▶ OBJECTIVE: Among these lines, how many include "London"? Answer only with the number.

** begin RECORDS TO USE **

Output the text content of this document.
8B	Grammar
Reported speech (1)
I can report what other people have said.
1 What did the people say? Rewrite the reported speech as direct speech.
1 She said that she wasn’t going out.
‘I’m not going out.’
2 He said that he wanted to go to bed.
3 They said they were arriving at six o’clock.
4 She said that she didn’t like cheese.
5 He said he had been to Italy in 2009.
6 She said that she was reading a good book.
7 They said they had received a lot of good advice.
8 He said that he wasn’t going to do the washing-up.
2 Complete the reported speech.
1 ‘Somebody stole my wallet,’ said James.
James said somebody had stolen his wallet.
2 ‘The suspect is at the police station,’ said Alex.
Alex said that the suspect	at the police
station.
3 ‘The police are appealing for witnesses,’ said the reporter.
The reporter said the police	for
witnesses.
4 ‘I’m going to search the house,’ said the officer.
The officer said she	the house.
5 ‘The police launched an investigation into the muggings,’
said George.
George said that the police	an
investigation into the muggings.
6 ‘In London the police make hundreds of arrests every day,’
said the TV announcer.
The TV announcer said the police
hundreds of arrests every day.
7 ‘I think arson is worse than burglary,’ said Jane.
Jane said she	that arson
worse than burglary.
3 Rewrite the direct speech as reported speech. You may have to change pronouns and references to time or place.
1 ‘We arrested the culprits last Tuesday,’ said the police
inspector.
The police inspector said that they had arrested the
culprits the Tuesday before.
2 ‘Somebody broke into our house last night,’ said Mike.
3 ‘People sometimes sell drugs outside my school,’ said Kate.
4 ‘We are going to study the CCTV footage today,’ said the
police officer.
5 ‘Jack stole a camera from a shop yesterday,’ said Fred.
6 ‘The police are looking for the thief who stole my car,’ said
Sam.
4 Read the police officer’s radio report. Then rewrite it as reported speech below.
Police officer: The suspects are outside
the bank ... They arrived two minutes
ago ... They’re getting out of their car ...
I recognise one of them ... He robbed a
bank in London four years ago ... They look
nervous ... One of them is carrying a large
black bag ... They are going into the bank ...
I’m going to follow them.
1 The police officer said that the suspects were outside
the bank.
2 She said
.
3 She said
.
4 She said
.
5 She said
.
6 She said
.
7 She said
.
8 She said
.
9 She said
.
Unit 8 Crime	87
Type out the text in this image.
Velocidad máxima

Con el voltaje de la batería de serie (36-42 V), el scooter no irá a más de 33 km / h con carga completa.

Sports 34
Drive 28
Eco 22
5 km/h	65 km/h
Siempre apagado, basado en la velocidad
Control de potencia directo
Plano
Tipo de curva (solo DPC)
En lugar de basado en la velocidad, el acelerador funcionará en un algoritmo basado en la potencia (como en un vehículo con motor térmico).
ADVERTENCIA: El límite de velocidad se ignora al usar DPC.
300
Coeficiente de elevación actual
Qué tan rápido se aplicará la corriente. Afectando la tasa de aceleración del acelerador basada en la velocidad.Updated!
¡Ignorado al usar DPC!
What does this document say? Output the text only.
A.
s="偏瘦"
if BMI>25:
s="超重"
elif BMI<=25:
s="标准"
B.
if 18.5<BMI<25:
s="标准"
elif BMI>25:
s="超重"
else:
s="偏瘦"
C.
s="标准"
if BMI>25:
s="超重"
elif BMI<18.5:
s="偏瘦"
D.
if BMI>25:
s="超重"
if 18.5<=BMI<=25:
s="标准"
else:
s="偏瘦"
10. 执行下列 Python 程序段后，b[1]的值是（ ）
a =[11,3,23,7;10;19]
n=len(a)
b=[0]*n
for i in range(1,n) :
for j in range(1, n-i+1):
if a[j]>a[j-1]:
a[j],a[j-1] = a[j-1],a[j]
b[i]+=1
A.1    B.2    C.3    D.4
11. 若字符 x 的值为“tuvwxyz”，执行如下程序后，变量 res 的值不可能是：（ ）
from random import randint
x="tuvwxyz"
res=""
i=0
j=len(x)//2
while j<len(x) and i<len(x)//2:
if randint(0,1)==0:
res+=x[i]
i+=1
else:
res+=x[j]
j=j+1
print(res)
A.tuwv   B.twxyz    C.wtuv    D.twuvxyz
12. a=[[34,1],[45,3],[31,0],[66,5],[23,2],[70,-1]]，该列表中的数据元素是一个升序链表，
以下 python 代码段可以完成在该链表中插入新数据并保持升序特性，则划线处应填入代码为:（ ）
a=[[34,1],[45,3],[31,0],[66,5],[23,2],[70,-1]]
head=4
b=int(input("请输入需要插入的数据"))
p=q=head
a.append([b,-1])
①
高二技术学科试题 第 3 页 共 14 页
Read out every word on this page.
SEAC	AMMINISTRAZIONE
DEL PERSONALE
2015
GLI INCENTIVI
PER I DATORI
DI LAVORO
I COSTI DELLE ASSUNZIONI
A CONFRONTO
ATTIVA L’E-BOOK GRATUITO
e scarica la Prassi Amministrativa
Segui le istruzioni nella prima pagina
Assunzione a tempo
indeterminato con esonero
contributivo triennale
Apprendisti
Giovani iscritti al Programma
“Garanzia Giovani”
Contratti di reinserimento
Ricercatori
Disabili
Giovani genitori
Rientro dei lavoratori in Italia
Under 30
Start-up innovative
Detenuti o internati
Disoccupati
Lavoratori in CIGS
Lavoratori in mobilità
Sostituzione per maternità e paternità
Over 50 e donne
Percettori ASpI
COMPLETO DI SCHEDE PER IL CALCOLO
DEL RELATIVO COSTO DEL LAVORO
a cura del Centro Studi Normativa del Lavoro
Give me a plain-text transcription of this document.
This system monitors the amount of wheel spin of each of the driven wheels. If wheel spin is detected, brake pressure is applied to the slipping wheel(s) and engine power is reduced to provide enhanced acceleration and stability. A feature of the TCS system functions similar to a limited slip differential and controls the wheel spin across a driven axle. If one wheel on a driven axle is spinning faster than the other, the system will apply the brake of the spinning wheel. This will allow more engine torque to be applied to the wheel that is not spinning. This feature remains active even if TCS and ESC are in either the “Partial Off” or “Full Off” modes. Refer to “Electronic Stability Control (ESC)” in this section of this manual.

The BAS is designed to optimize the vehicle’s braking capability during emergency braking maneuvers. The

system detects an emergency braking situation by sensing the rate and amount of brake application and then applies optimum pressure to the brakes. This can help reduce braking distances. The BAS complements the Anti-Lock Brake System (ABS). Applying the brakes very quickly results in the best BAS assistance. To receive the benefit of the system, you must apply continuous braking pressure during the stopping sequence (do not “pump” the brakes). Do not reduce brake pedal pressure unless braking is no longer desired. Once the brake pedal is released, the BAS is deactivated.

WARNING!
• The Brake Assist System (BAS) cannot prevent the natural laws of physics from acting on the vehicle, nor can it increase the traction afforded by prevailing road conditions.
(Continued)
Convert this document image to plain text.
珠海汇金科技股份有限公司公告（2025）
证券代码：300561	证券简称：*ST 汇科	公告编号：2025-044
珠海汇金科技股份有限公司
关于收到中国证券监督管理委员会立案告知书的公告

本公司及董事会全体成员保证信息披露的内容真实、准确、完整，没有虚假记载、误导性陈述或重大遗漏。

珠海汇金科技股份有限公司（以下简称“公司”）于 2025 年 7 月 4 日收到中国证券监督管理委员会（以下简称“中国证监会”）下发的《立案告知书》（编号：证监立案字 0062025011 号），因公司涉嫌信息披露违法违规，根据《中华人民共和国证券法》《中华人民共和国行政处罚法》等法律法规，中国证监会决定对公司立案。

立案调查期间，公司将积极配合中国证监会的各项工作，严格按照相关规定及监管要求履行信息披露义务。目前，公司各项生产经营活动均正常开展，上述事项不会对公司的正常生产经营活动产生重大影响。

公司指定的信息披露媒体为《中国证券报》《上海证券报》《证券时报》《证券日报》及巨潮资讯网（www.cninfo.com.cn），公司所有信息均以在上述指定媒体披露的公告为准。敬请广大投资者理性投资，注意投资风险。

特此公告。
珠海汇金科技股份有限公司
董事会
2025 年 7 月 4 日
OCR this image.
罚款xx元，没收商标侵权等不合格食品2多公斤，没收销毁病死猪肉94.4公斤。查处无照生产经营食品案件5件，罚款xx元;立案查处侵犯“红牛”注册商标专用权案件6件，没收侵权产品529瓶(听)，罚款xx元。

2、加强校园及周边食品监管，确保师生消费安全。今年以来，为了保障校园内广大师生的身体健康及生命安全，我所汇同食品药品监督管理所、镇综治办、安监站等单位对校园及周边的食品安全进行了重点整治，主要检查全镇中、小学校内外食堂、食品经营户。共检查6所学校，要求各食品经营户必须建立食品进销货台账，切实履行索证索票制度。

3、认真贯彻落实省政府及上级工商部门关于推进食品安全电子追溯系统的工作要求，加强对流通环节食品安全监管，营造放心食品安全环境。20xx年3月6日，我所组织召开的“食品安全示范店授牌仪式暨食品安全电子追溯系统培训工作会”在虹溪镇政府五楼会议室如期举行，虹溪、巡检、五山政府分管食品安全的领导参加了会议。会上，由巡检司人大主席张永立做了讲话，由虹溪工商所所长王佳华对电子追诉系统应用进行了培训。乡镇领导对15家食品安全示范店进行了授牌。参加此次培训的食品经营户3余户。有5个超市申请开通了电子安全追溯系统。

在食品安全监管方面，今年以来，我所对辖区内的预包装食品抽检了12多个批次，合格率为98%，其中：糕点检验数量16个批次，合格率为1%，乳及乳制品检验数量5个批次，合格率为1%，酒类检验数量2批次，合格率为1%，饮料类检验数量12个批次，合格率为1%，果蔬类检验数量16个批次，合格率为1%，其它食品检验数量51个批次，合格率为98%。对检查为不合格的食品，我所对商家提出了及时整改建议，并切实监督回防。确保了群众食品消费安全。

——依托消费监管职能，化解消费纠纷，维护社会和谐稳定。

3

** end RECORDS TO USE **

▶ RESPONSE BELOW: 2